TASK MATERIAL:
+++
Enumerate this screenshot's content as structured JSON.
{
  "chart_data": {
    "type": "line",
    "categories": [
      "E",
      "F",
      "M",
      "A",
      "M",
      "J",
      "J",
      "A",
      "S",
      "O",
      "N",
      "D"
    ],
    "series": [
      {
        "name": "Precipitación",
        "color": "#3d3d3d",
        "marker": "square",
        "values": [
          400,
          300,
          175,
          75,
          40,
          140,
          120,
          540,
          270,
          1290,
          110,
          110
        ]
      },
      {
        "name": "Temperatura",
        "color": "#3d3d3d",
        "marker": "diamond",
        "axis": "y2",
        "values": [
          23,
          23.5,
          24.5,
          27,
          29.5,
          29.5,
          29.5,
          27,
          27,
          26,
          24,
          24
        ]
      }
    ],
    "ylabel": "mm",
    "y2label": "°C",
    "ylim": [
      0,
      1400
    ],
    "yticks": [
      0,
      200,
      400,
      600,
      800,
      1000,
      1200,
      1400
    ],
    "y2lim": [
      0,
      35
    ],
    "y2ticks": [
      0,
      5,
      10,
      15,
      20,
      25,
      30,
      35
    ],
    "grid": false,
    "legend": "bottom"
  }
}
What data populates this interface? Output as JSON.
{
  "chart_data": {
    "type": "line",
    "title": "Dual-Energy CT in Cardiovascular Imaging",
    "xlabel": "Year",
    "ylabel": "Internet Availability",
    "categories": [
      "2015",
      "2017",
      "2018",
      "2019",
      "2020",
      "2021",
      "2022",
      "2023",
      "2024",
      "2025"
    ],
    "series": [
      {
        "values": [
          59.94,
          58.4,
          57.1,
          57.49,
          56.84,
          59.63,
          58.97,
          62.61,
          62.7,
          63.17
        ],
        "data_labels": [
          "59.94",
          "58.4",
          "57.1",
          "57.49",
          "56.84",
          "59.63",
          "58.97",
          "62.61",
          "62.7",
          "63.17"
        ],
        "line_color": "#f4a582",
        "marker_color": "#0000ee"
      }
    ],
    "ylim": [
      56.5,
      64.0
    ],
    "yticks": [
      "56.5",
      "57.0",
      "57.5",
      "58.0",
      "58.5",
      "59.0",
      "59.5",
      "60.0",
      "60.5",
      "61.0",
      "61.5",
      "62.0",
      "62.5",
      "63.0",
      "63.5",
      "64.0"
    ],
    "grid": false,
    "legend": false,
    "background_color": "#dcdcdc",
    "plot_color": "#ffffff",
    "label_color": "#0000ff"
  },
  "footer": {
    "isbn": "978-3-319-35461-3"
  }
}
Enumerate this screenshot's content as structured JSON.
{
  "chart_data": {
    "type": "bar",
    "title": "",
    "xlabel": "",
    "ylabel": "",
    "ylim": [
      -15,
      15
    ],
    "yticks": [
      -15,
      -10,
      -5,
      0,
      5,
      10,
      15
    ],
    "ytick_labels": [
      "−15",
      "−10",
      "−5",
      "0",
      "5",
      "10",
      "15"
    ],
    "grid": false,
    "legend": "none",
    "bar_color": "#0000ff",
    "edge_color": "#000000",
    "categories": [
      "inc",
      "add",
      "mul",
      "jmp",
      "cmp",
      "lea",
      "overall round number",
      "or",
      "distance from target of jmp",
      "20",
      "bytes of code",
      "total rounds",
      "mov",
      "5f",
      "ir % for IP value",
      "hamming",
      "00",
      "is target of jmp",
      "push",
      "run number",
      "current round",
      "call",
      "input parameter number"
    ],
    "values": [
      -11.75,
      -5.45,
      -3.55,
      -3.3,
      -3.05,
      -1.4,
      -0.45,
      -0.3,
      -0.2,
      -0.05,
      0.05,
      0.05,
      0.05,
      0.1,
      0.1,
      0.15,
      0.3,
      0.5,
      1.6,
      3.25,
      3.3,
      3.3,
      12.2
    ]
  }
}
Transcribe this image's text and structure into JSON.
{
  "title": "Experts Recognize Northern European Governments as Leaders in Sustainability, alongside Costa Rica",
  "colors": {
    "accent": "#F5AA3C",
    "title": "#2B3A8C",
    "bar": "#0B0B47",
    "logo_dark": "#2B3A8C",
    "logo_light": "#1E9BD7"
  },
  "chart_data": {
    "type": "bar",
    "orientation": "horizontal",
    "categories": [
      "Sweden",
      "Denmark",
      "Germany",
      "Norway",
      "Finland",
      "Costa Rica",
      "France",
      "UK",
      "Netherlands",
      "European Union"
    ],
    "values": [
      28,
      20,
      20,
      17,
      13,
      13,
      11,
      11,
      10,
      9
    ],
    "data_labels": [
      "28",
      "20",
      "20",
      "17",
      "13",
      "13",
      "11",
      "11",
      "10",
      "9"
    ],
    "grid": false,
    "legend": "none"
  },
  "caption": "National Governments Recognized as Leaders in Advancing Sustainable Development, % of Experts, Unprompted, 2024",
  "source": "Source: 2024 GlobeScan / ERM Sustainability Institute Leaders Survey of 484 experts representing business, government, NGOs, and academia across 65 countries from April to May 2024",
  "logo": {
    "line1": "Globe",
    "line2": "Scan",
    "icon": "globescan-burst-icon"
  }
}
+++
TASK TO COMPLETE: Return all of the entries exactly as they were supplied.

RESPONSE TO THE EXERCISE:
Enumerate this screenshot's content as structured JSON.
{
  "chart_data": {
    "type": "line",
    "categories": [
      "E",
      "F",
      "M",
      "A",
      "M",
      "J",
      "J",
      "A",
      "S",
      "O",
      "N",
      "D"
    ],
    "series": [
      {
        "name": "Precipitación",
        "color": "#3d3d3d",
        "marker": "square",
        "values": [
          400,
          300,
          175,
          75,
          40,
          140,
          120,
          540,
          270,
          1290,
          110,
          110
        ]
      },
      {
        "name": "Temperatura",
        "color": "#3d3d3d",
        "marker": "diamond",
        "axis": "y2",
        "values": [
          23,
          23.5,
          24.5,
          27,
          29.5,
          29.5,
          29.5,
          27,
          27,
          26,
          24,
          24
        ]
      }
    ],
    "ylabel": "mm",
    "y2label": "°C",
    "ylim": [
      0,
      1400
    ],
    "yticks": [
      0,
      200,
      400,
      600,
      800,
      1000,
      1200,
      1400
    ],
    "y2lim": [
      0,
      35
    ],
    "y2ticks": [
      0,
      5,
      10,
      15,
      20,
      25,
      30,
      35
    ],
    "grid": false,
    "legend": "bottom"
  }
}
What data populates this interface? Output as JSON.
{
  "chart_data": {
    "type": "line",
    "title": "Dual-Energy CT in Cardiovascular Imaging",
    "xlabel": "Year",
    "ylabel": "Internet Availability",
    "categories": [
      "2015",
      "2017",
      "2018",
      "2019",
      "2020",
      "2021",
      "2022",
      "2023",
      "2024",
      "2025"
    ],
    "series": [
      {
        "values": [
          59.94,
          58.4,
          57.1,
          57.49,
          56.84,
          59.63,
          58.97,
          62.61,
          62.7,
          63.17
        ],
        "data_labels": [
          "59.94",
          "58.4",
          "57.1",
          "57.49",
          "56.84",
          "59.63",
          "58.97",
          "62.61",
          "62.7",
          "63.17"
        ],
        "line_color": "#f4a582",
        "marker_color": "#0000ee"
      }
    ],
    "ylim": [
      56.5,
      64.0
    ],
    "yticks": [
      "56.5",
      "57.0",
      "57.5",
      "58.0",
      "58.5",
      "59.0",
      "59.5",
      "60.0",
      "60.5",
      "61.0",
      "61.5",
      "62.0",
      "62.5",
      "63.0",
      "63.5",
      "64.0"
    ],
    "grid": false,
    "legend": false,
    "background_color": "#dcdcdc",
    "plot_color": "#ffffff",
    "label_color": "#0000ff"
  },
  "footer": {
    "isbn": "978-3-319-35461-3"
  }
}
Enumerate this screenshot's content as structured JSON.
{
  "chart_data": {
    "type": "bar",
    "title": "",
    "xlabel": "",
    "ylabel": "",
    "ylim": [
      -15,
      15
    ],
    "yticks": [
      -15,
      -10,
      -5,
      0,
      5,
      10,
      15
    ],
    "ytick_labels": [
      "−15",
      "−10",
      "−5",
      "0",
      "5",
      "10",
      "15"
    ],
    "grid": false,
    "legend": "none",
    "bar_color": "#0000ff",
    "edge_color": "#000000",
    "categories": [
      "inc",
      "add",
      "mul",
      "jmp",
      "cmp",
      "lea",
      "overall round number",
      "or",
      "distance from target of jmp",
      "20",
      "bytes of code",
      "total rounds",
      "mov",
      "5f",
      "ir % for IP value",
      "hamming",
      "00",
      "is target of jmp",
      "push",
      "run number",
      "current round",
      "call",
      "input parameter number"
    ],
    "values": [
      -11.75,
      -5.45,
      -3.55,
      -3.3,
      -3.05,
      -1.4,
      -0.45,
      -0.3,
      -0.2,
      -0.05,
      0.05,
      0.05,
      0.05,
      0.1,
      0.1,
      0.15,
      0.3,
      0.5,
      1.6,
      3.25,
      3.3,
      3.3,
      12.2
    ]
  }
}
Transcribe this image's text and structure into JSON.
{
  "title": "Experts Recognize Northern European Governments as Leaders in Sustainability, alongside Costa Rica",
  "colors": {
    "accent": "#F5AA3C",
    "title": "#2B3A8C",
    "bar": "#0B0B47",
    "logo_dark": "#2B3A8C",
    "logo_light": "#1E9BD7"
  },
  "chart_data": {
    "type": "bar",
    "orientation": "horizontal",
    "categories": [
      "Sweden",
      "Denmark",
      "Germany",
      "Norway",
      "Finland",
      "Costa Rica",
      "France",
      "UK",
      "Netherlands",
      "European Union"
    ],
    "values": [
      28,
      20,
      20,
      17,
      13,
      13,
      11,
      11,
      10,
      9
    ],
    "data_labels": [
      "28",
      "20",
      "20",
      "17",
      "13",
      "13",
      "11",
      "11",
      "10",
      "9"
    ],
    "grid": false,
    "legend": "none"
  },
  "caption": "National Governments Recognized as Leaders in Advancing Sustainable Development, % of Experts, Unprompted, 2024",
  "source": "Source: 2024 GlobeScan / ERM Sustainability Institute Leaders Survey of 484 experts representing business, government, NGOs, and academia across 65 countries from April to May 2024",
  "logo": {
    "line1": "Globe",
    "line2": "Scan",
    "icon": "globescan-burst-icon"
  }
}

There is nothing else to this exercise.